--- begin Information given ---

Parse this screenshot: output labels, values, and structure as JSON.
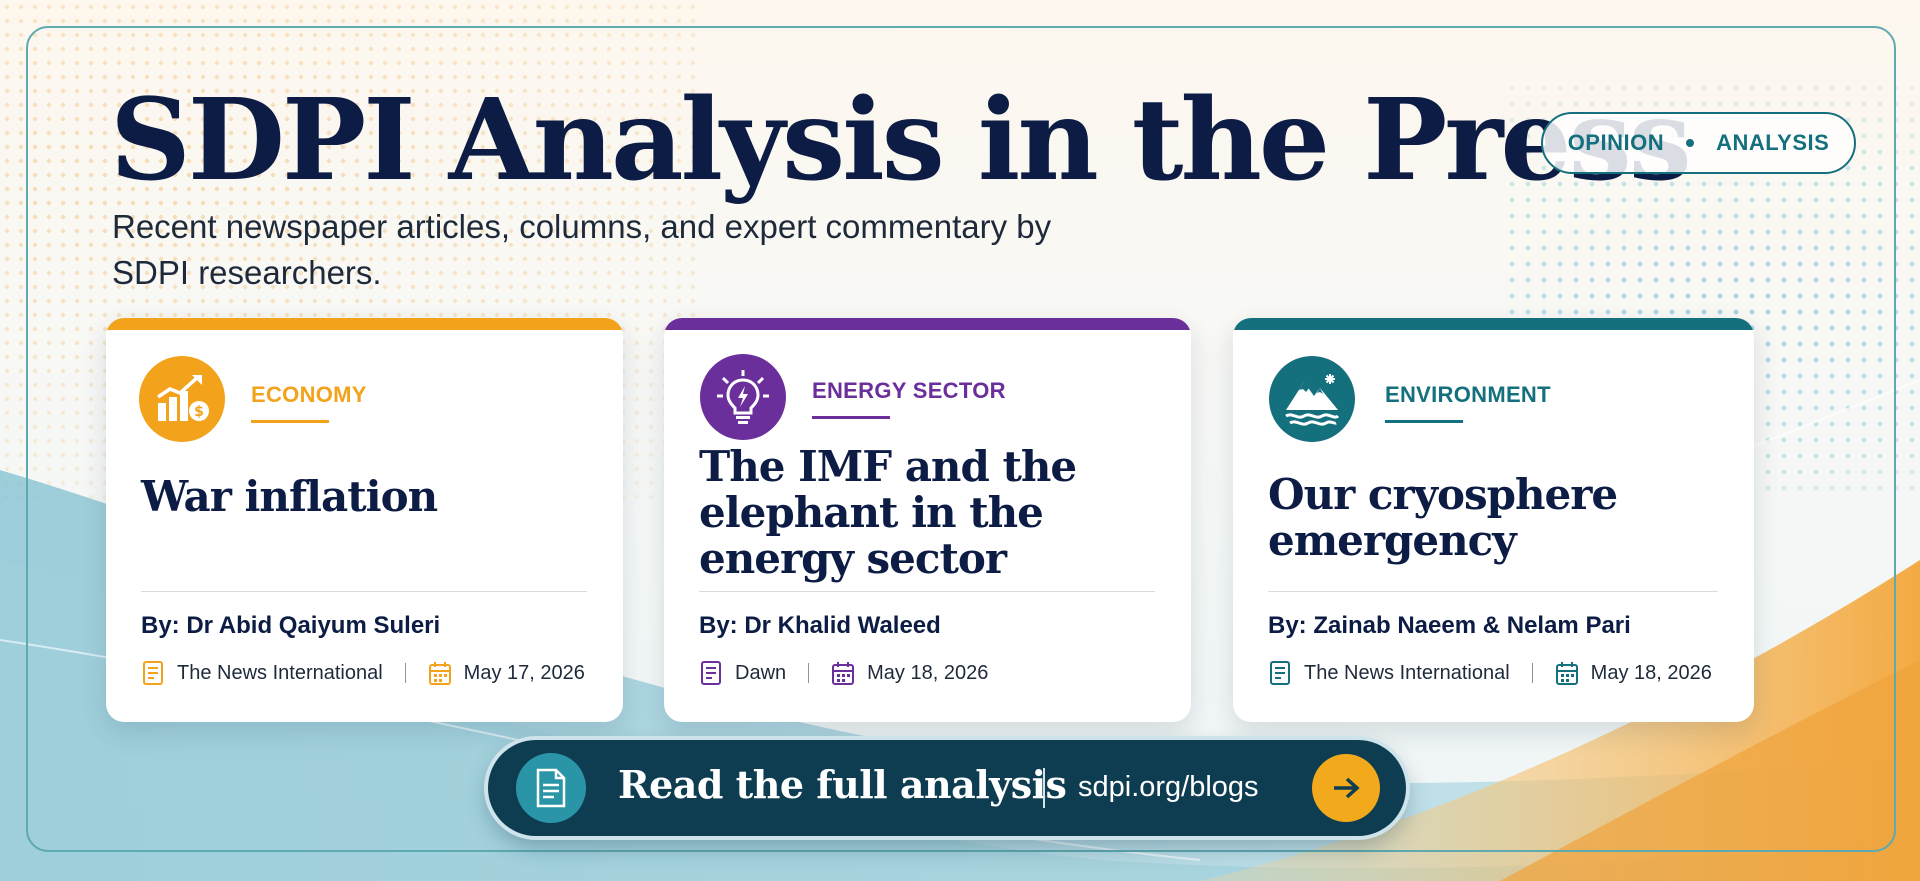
{
  "header": {
    "title": "SDPI Analysis in the Press",
    "subtitle": "Recent newspaper articles, columns, and expert commentary by SDPI researchers.",
    "tags": [
      "OPINION",
      "ANALYSIS"
    ]
  },
  "colors": {
    "economy": "#f2a21b",
    "energy": "#6b2f9c",
    "environment": "#15707e",
    "title": "#0c1c44",
    "cta_bg": "#0e3d52",
    "cta_button": "#f2a91b"
  },
  "cards": [
    {
      "category": "ECONOMY",
      "icon": "growth-chart-icon",
      "headline": "War inflation",
      "byline": "By: Dr Abid Qaiyum Suleri",
      "publication": "The News International",
      "date": "May 17, 2026"
    },
    {
      "category": "ENERGY SECTOR",
      "icon": "lightbulb-icon",
      "headline": "The IMF and the elephant in the energy sector",
      "byline": "By: Dr Khalid Waleed",
      "publication": "Dawn",
      "date": "May 18, 2026"
    },
    {
      "category": "ENVIRONMENT",
      "icon": "mountain-icon",
      "headline": "Our cryosphere emergency",
      "byline": "By: Zainab Naeem & Nelam Pari",
      "publication": "The News International",
      "date": "May 18, 2026"
    }
  ],
  "cta": {
    "label": "Read the full analysis",
    "url": "sdpi.org/blogs",
    "icon": "document-icon",
    "button_icon": "arrow-right-icon"
  }
}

--- end Information given ---

Exercise aim:
Print every entry above again without changing a word, and omit the pictures.

Task answer:
Parse this screenshot: output labels, values, and structure as JSON.
{
  "header": {
    "title": "SDPI Analysis in the Press",
    "subtitle": "Recent newspaper articles, columns, and expert commentary by SDPI researchers.",
    "tags": [
      "OPINION",
      "ANALYSIS"
    ]
  },
  "colors": {
    "economy": "#f2a21b",
    "energy": "#6b2f9c",
    "environment": "#15707e",
    "title": "#0c1c44",
    "cta_bg": "#0e3d52",
    "cta_button": "#f2a91b"
  },
  "cards": [
    {
      "category": "ECONOMY",
      "icon": "growth-chart-icon",
      "headline": "War inflation",
      "byline": "By: Dr Abid Qaiyum Suleri",
      "publication": "The News International",
      "date": "May 17, 2026"
    },
    {
      "category": "ENERGY SECTOR",
      "icon": "lightbulb-icon",
      "headline": "The IMF and the elephant in the energy sector",
      "byline": "By: Dr Khalid Waleed",
      "publication": "Dawn",
      "date": "May 18, 2026"
    },
    {
      "category": "ENVIRONMENT",
      "icon": "mountain-icon",
      "headline": "Our cryosphere emergency",
      "byline": "By: Zainab Naeem & Nelam Pari",
      "publication": "The News International",
      "date": "May 18, 2026"
    }
  ],
  "cta": {
    "label": "Read the full analysis",
    "url": "sdpi.org/blogs",
    "icon": "document-icon",
    "button_icon": "arrow-right-icon"
  }
}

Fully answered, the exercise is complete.